▶ _DESCRIPTION OF THE TASK_: Using the records that follow, copy every line containing the word "Fittco".

-- START RECORDS FOR THIS TASK --

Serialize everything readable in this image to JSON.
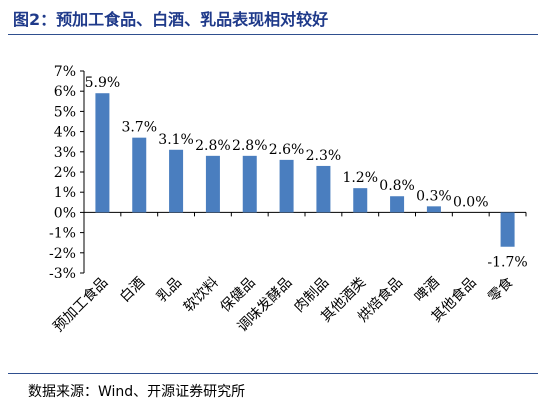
{
  "header": {
    "title": "图2：预加工食品、白酒、乳品表现相对较好"
  },
  "footer": {
    "source": "数据来源：Wind、开源证券研究所"
  },
  "colors": {
    "bar": "#4a7ebf",
    "title": "#1f3a8a",
    "rule": "#2f4f8f"
  },
  "chart_data": {
    "type": "bar",
    "categories": [
      "预加工食品",
      "白酒",
      "乳品",
      "软饮料",
      "保健品",
      "调味发酵品",
      "肉制品",
      "其他酒类",
      "烘焙食品",
      "啤酒",
      "其他食品",
      "零食"
    ],
    "values": [
      5.9,
      3.7,
      3.1,
      2.8,
      2.8,
      2.6,
      2.3,
      1.2,
      0.8,
      0.3,
      0.0,
      -1.7
    ],
    "data_labels": [
      "5.9%",
      "3.7%",
      "3.1%",
      "2.8%",
      "2.8%",
      "2.6%",
      "2.3%",
      "1.2%",
      "0.8%",
      "0.3%",
      "0.0%",
      "-1.7%"
    ],
    "ylim": [
      -3,
      7
    ],
    "yticks": [
      7,
      6,
      5,
      4,
      3,
      2,
      1,
      0,
      -1,
      -2,
      -3
    ],
    "ytick_labels": [
      "7%",
      "6%",
      "5%",
      "4%",
      "3%",
      "2%",
      "1%",
      "0%",
      "-1%",
      "-2%",
      "-3%"
    ],
    "grid": false,
    "legend": "none"
  }
}
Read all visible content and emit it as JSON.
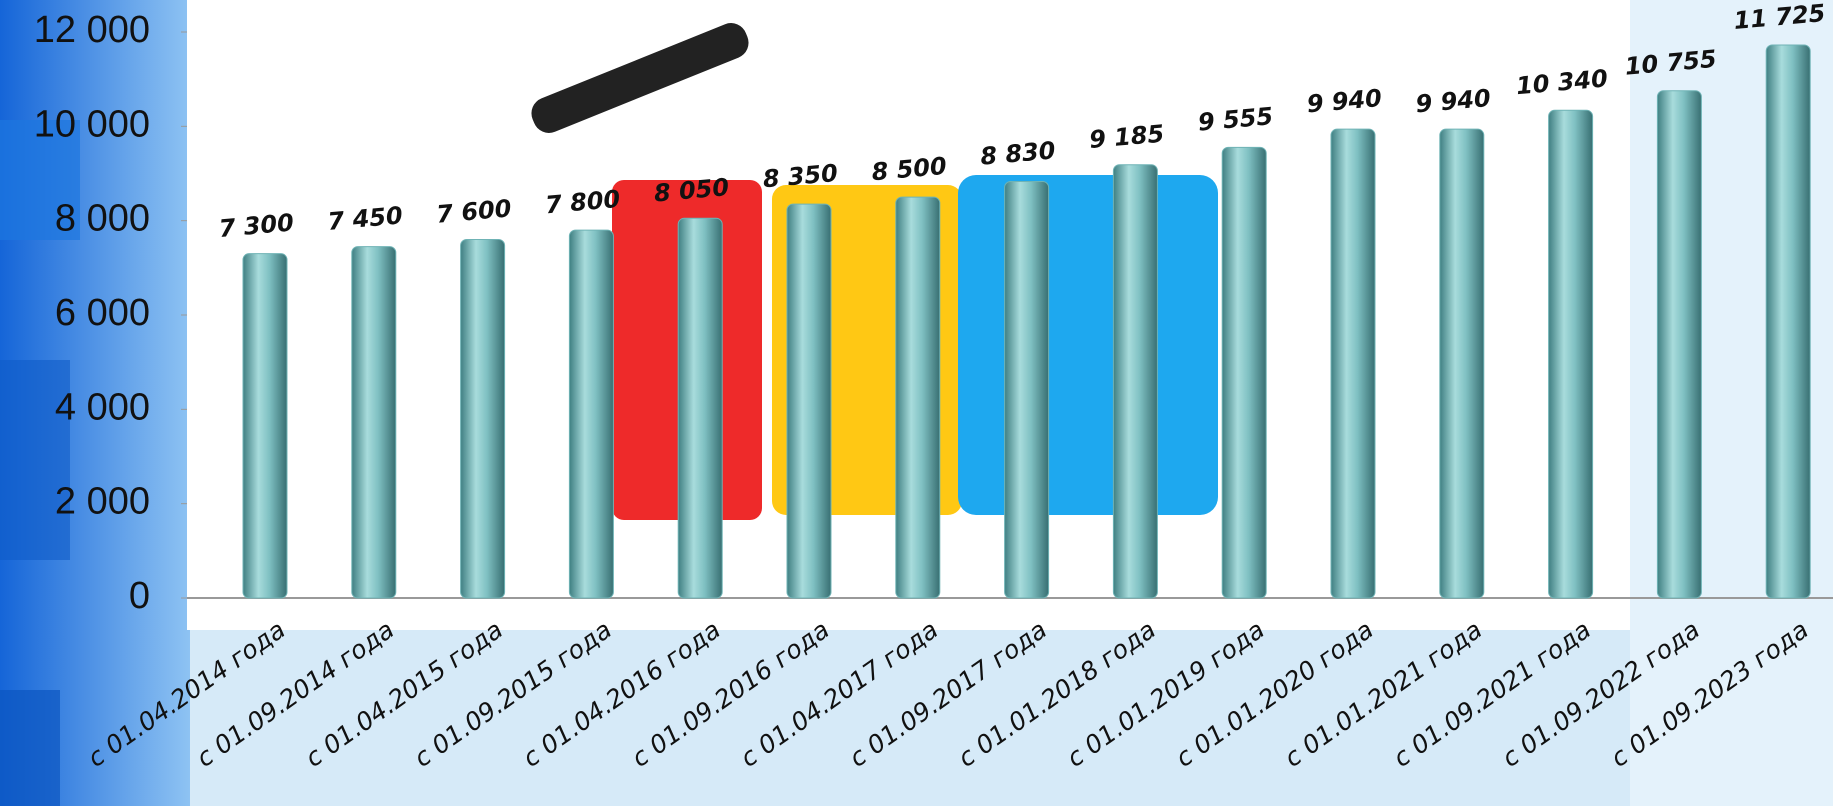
{
  "chart_data": {
    "type": "bar",
    "categories": [
      "с 01.04.2014 года",
      "с 01.09.2014 года",
      "с 01.04.2015 года",
      "с 01.09.2015 года",
      "с 01.04.2016 года",
      "с 01.09.2016 года",
      "с 01.04.2017 года",
      "с 01.09.2017 года",
      "с 01.01.2018 года",
      "с 01.01.2019 года",
      "с 01.01.2020 года",
      "с 01.01.2021 года",
      "с 01.09.2021 года",
      "с 01.09.2022 года",
      "с 01.09.2023 года"
    ],
    "values": [
      7300,
      7450,
      7600,
      7800,
      8050,
      8350,
      8500,
      8830,
      9185,
      9555,
      9940,
      9940,
      10340,
      10755,
      11725
    ],
    "value_labels": [
      "7 300",
      "7 450",
      "7 600",
      "7 800",
      "8 050",
      "8 350",
      "8 500",
      "8 830",
      "9 185",
      "9 555",
      "9 940",
      "9 940",
      "10 340",
      "10 755",
      "11 725"
    ],
    "color": "#6fb3b5",
    "ylim": [
      0,
      12000
    ],
    "yticks": [
      0,
      {
        "value": 2000,
        "label": "2 000"
      },
      {
        "value": 4000,
        "label": "4 000"
      },
      {
        "value": 6000,
        "label": "6 000"
      },
      {
        "value": 8000,
        "label": "8 000"
      },
      {
        "value": 10000,
        "label": "10 000"
      },
      {
        "value": 12000,
        "label": "12 000"
      }
    ],
    "grid": false
  }
}
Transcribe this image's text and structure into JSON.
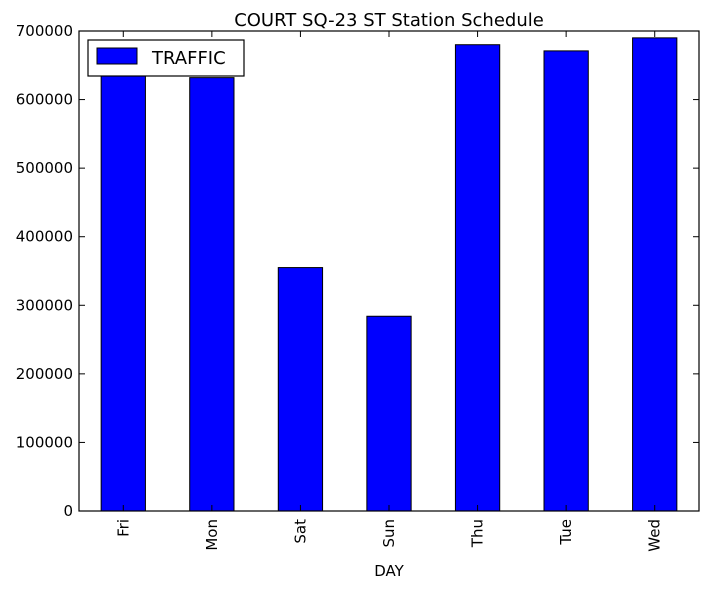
{
  "chart_data": {
    "type": "bar",
    "title": "COURT SQ-23 ST Station Schedule",
    "xlabel": "DAY",
    "ylabel": "",
    "categories": [
      "Fri",
      "Mon",
      "Sat",
      "Sun",
      "Thu",
      "Tue",
      "Wed"
    ],
    "series": [
      {
        "name": "TRAFFIC",
        "color": "#0000ff",
        "values": [
          636000,
          632000,
          355000,
          284000,
          680000,
          671000,
          690000
        ]
      }
    ],
    "ylim": [
      0,
      700000
    ],
    "yticks": [
      "0",
      "100000",
      "200000",
      "300000",
      "400000",
      "500000",
      "600000",
      "700000"
    ],
    "legend_position": "top-left",
    "grid": false
  }
}
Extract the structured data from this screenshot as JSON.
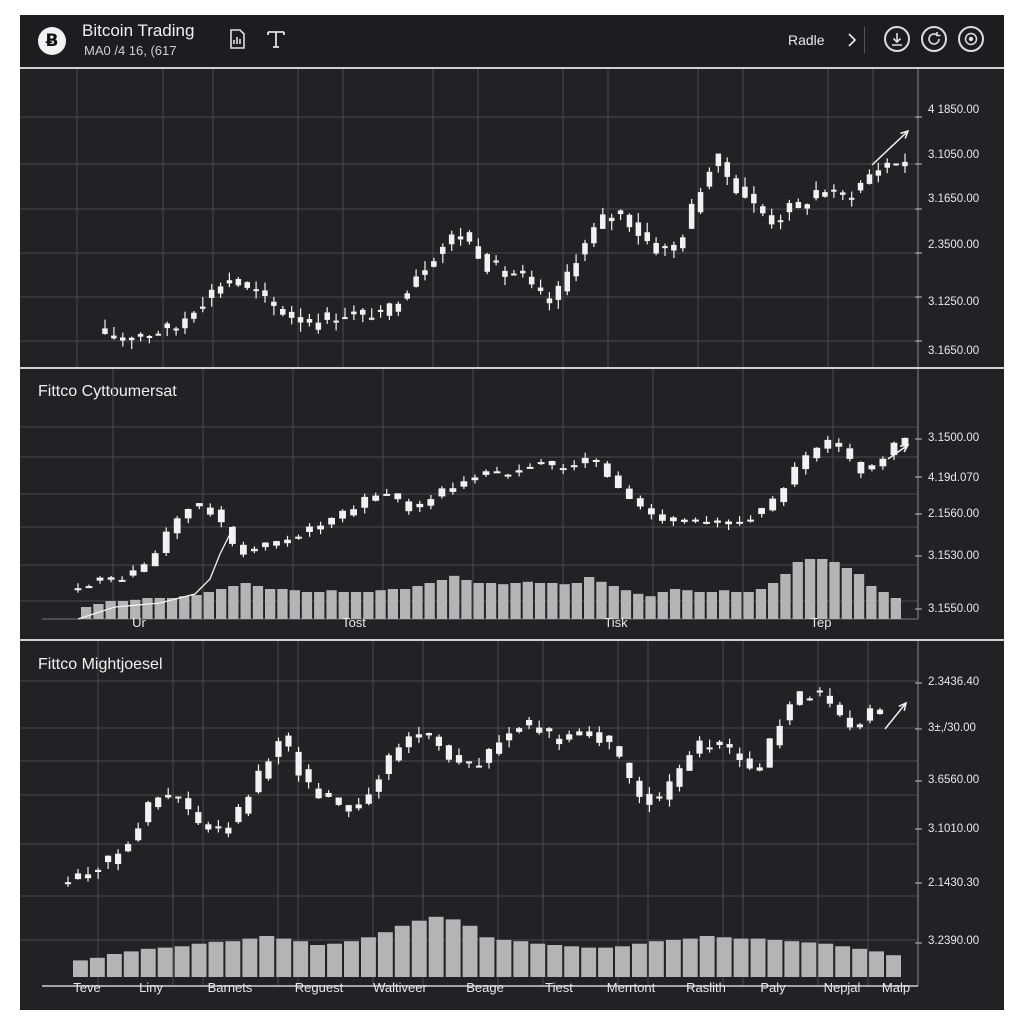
{
  "header": {
    "title": "Bitcoin Trading",
    "subtitle": "MA0 /4 16, (617",
    "logo_glyph": "Ƀ",
    "trade_label": "Radle",
    "icons": [
      "chart-doc-icon",
      "text-tool-icon",
      "chevron-right-icon",
      "download-icon",
      "refresh-icon",
      "target-icon"
    ]
  },
  "colors": {
    "frame_bg": "#222224",
    "grid": "#4a4a4c",
    "candle": "#f2f2f2",
    "volume": "#b4b4b4",
    "separator": "#d0d0d0"
  },
  "chart_data": [
    {
      "type": "candlestick",
      "title": "",
      "price_labels": [
        "4 1850.00",
        "3.1050.00",
        "3.1650.00",
        "2.3500.00",
        "3.1250.00",
        "3.1650.00"
      ],
      "x_labels": [],
      "close_levels": [
        0.84,
        0.82,
        0.8,
        0.86,
        0.84,
        0.87,
        0.89,
        0.9,
        0.93,
        1.06,
        1.18,
        1.26,
        1.34,
        1.45,
        1.5,
        1.44,
        1.35,
        1.33,
        1.22,
        1.16,
        1.12,
        1.07,
        1.04,
        1.02,
        0.99,
        1.04,
        1.07,
        1.1,
        1.05,
        1.07,
        1.09,
        1.04,
        1.15,
        1.3,
        1.42,
        1.57,
        1.67,
        1.79,
        1.88,
        1.97,
        2.03,
        1.91,
        1.82,
        1.67,
        1.6,
        1.55,
        1.56,
        1.49,
        1.36,
        1.27,
        1.22,
        1.34,
        1.56,
        1.77,
        1.89,
        2.05,
        2.18,
        2.24,
        2.27,
        2.17,
        2.04,
        1.94,
        1.86,
        1.82,
        1.88,
        2.05,
        2.3,
        2.58,
        2.77,
        2.86,
        2.7,
        2.58,
        2.47,
        2.34,
        2.26,
        2.19,
        2.24,
        2.3,
        2.34,
        2.43,
        2.52,
        2.49,
        2.46,
        2.47,
        2.52,
        2.6,
        2.71,
        2.79,
        2.85,
        2.87,
        2.84
      ],
      "volume": []
    },
    {
      "type": "candlestick",
      "title": "Fittco Cyttoumersat",
      "price_labels": [
        "3.1500.00",
        "4.19d.070",
        "2.1560.00",
        "3.1530.00",
        "3.1550.00"
      ],
      "x_labels": [
        "Ur",
        "Tost",
        "Tisk",
        "Tep"
      ],
      "close_levels": [
        0.6,
        0.62,
        0.63,
        0.64,
        0.66,
        0.69,
        0.74,
        0.84,
        1.0,
        1.12,
        1.2,
        1.21,
        1.17,
        1.05,
        0.92,
        0.86,
        0.88,
        0.9,
        0.93,
        0.97,
        1.0,
        1.03,
        1.06,
        1.1,
        1.14,
        1.19,
        1.26,
        1.31,
        1.31,
        1.26,
        1.2,
        1.22,
        1.28,
        1.33,
        1.37,
        1.42,
        1.45,
        1.47,
        1.46,
        1.49,
        1.53,
        1.56,
        1.56,
        1.52,
        1.52,
        1.54,
        1.57,
        1.55,
        1.45,
        1.35,
        1.27,
        1.2,
        1.16,
        1.13,
        1.11,
        1.1,
        1.08,
        1.07,
        1.07,
        1.09,
        1.12,
        1.14,
        1.17,
        1.25,
        1.37,
        1.49,
        1.58,
        1.65,
        1.7,
        1.66,
        1.57,
        1.5,
        1.53,
        1.6,
        1.68,
        1.74
      ],
      "volume": [
        0.2,
        0.25,
        0.3,
        0.3,
        0.32,
        0.35,
        0.35,
        0.35,
        0.38,
        0.4,
        0.45,
        0.5,
        0.55,
        0.6,
        0.55,
        0.5,
        0.5,
        0.48,
        0.45,
        0.45,
        0.48,
        0.45,
        0.45,
        0.45,
        0.48,
        0.5,
        0.5,
        0.55,
        0.6,
        0.65,
        0.72,
        0.65,
        0.6,
        0.6,
        0.58,
        0.6,
        0.62,
        0.6,
        0.6,
        0.58,
        0.6,
        0.7,
        0.62,
        0.55,
        0.48,
        0.42,
        0.38,
        0.45,
        0.5,
        0.48,
        0.45,
        0.45,
        0.48,
        0.45,
        0.45,
        0.5,
        0.6,
        0.75,
        0.95,
        1.0,
        1.0,
        0.95,
        0.85,
        0.75,
        0.55,
        0.45,
        0.35
      ]
    },
    {
      "type": "candlestick",
      "title": "Fittco Mightjoesel",
      "price_labels": [
        "2.3436.40",
        "3±,/30.00",
        "3.6560.00",
        "3.1010.00",
        "2.1430.30",
        "3.2390.00"
      ],
      "x_labels": [
        "Teve",
        "Liny",
        "Barnets",
        "Reguest",
        "Waltiveer",
        "Beage",
        "Tiest",
        "Merrtont",
        "Raslith",
        "Paly",
        "Nepjal",
        "Malp"
      ],
      "close_levels": [
        1.02,
        1.05,
        1.1,
        1.14,
        1.16,
        1.26,
        1.34,
        1.45,
        1.58,
        1.65,
        1.66,
        1.64,
        1.54,
        1.45,
        1.41,
        1.39,
        1.45,
        1.54,
        1.68,
        1.82,
        1.98,
        2.12,
        2.02,
        1.86,
        1.74,
        1.69,
        1.66,
        1.61,
        1.58,
        1.62,
        1.71,
        1.82,
        1.94,
        2.04,
        2.12,
        2.15,
        2.13,
        2.07,
        1.98,
        1.92,
        1.89,
        1.91,
        2.0,
        2.1,
        2.16,
        2.19,
        2.2,
        2.17,
        2.12,
        2.1,
        2.14,
        2.18,
        2.17,
        2.11,
        2.03,
        1.92,
        1.8,
        1.7,
        1.64,
        1.62,
        1.73,
        1.86,
        1.98,
        2.06,
        2.08,
        2.05,
        2.0,
        1.96,
        1.89,
        1.87,
        2.07,
        2.24,
        2.35,
        2.43,
        2.45,
        2.43,
        2.36,
        2.27,
        2.2,
        2.23,
        2.3,
        2.34
      ],
      "volume": [
        0.26,
        0.3,
        0.36,
        0.4,
        0.44,
        0.46,
        0.48,
        0.52,
        0.55,
        0.56,
        0.6,
        0.64,
        0.6,
        0.56,
        0.5,
        0.52,
        0.56,
        0.62,
        0.7,
        0.8,
        0.88,
        0.94,
        0.9,
        0.8,
        0.62,
        0.58,
        0.56,
        0.52,
        0.5,
        0.48,
        0.46,
        0.46,
        0.48,
        0.52,
        0.56,
        0.58,
        0.6,
        0.64,
        0.62,
        0.6,
        0.6,
        0.58,
        0.56,
        0.54,
        0.52,
        0.48,
        0.44,
        0.4,
        0.34
      ]
    }
  ]
}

-- END RECORDS FOR THIS TASK --

▶ _SOLUTION BELOW_:
      "title": "Fittco Cyttoumersat",
      "title": "Fittco Mightjoesel",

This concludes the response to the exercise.